### DATA ENTRIES
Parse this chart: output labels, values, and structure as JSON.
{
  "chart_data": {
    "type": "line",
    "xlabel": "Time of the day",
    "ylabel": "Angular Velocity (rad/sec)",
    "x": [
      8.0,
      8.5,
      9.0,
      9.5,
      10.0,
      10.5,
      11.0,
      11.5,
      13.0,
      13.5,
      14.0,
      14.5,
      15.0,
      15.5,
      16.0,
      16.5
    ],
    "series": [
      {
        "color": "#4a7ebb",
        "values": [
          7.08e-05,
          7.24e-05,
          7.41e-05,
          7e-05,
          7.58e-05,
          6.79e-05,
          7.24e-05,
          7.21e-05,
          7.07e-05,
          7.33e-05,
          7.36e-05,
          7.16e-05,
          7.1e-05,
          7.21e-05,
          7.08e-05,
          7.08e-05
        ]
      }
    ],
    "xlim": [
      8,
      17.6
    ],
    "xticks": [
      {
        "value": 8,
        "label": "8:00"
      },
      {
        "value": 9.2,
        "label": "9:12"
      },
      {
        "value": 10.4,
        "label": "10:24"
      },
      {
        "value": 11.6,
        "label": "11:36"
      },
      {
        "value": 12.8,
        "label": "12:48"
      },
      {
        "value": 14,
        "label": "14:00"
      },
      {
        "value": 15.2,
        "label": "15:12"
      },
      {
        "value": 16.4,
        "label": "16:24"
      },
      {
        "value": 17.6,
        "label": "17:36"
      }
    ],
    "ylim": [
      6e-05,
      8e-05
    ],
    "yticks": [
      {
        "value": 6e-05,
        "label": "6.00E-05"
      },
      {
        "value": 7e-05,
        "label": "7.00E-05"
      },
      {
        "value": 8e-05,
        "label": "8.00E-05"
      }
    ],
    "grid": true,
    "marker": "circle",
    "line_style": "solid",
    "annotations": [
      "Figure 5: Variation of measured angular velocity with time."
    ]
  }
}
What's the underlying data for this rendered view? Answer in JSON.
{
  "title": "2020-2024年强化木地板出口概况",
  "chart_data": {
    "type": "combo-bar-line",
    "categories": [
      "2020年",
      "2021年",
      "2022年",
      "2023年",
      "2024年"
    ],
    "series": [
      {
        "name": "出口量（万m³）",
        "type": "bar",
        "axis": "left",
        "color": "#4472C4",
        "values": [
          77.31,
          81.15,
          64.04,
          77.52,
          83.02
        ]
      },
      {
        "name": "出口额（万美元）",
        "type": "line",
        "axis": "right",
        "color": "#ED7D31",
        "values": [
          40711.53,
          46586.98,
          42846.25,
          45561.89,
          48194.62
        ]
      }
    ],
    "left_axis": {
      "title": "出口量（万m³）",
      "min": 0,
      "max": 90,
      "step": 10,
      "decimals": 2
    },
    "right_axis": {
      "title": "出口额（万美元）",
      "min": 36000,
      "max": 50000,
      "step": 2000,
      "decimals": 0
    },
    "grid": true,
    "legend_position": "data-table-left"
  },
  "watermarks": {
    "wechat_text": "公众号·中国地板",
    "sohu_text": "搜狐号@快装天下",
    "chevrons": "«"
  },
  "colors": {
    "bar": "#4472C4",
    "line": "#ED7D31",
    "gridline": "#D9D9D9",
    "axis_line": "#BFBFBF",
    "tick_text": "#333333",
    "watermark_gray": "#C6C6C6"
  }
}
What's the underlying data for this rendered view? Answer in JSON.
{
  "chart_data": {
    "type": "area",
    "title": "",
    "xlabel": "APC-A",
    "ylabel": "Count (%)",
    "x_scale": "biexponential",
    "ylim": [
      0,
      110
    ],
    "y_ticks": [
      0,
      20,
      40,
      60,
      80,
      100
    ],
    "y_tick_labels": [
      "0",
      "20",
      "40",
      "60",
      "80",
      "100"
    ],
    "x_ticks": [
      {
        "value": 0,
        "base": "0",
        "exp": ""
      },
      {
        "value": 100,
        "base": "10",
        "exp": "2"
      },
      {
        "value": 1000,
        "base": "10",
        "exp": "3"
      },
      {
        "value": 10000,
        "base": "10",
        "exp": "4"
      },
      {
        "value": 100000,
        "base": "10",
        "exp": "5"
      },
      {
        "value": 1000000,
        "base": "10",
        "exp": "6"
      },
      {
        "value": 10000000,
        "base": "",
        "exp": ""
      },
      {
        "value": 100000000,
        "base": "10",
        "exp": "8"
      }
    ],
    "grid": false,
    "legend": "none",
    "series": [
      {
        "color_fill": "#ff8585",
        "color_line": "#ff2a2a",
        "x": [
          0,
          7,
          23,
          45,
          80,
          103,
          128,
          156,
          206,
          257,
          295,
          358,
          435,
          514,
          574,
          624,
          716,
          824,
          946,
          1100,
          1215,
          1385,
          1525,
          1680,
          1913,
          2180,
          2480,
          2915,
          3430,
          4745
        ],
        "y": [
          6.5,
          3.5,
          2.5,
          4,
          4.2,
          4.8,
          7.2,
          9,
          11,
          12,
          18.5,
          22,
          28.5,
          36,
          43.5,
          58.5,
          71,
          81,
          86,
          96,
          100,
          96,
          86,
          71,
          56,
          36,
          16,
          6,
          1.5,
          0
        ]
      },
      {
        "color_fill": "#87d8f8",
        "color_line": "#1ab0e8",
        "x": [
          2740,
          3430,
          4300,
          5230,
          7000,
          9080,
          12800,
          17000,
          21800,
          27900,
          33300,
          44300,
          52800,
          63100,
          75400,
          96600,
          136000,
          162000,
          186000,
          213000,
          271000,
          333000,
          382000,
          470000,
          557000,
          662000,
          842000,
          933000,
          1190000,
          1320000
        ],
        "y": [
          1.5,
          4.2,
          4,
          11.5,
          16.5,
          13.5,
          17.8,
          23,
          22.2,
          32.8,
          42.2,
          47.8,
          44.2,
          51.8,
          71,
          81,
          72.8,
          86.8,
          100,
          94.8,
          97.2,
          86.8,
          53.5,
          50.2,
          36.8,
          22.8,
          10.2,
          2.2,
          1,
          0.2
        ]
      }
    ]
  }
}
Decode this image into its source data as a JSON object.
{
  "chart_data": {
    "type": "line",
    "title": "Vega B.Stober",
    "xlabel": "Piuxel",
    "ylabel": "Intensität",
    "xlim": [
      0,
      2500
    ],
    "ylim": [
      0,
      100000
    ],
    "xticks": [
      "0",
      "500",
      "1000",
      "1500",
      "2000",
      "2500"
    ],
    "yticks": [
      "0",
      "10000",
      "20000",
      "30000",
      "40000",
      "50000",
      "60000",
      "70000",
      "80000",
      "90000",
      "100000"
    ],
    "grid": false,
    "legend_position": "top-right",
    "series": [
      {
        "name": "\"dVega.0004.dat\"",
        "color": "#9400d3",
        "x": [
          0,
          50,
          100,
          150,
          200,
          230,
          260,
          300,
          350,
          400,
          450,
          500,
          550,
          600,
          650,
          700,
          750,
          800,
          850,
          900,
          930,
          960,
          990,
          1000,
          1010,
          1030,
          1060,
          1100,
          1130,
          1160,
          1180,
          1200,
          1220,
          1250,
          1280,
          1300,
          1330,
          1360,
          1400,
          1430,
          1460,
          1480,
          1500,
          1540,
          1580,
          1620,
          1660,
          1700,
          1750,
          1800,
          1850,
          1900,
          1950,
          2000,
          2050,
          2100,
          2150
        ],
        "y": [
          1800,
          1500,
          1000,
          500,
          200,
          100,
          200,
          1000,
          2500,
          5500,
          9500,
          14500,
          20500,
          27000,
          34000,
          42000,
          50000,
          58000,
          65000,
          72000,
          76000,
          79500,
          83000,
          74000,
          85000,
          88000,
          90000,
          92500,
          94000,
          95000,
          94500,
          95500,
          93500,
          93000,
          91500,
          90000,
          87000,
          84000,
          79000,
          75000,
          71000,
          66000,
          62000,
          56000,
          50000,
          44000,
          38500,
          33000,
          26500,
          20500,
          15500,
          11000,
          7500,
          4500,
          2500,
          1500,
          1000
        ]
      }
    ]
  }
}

### INSTRUCTION
In the entries above, count each line with "type"; reply with the total only.

### RESULT OF THE TASK
6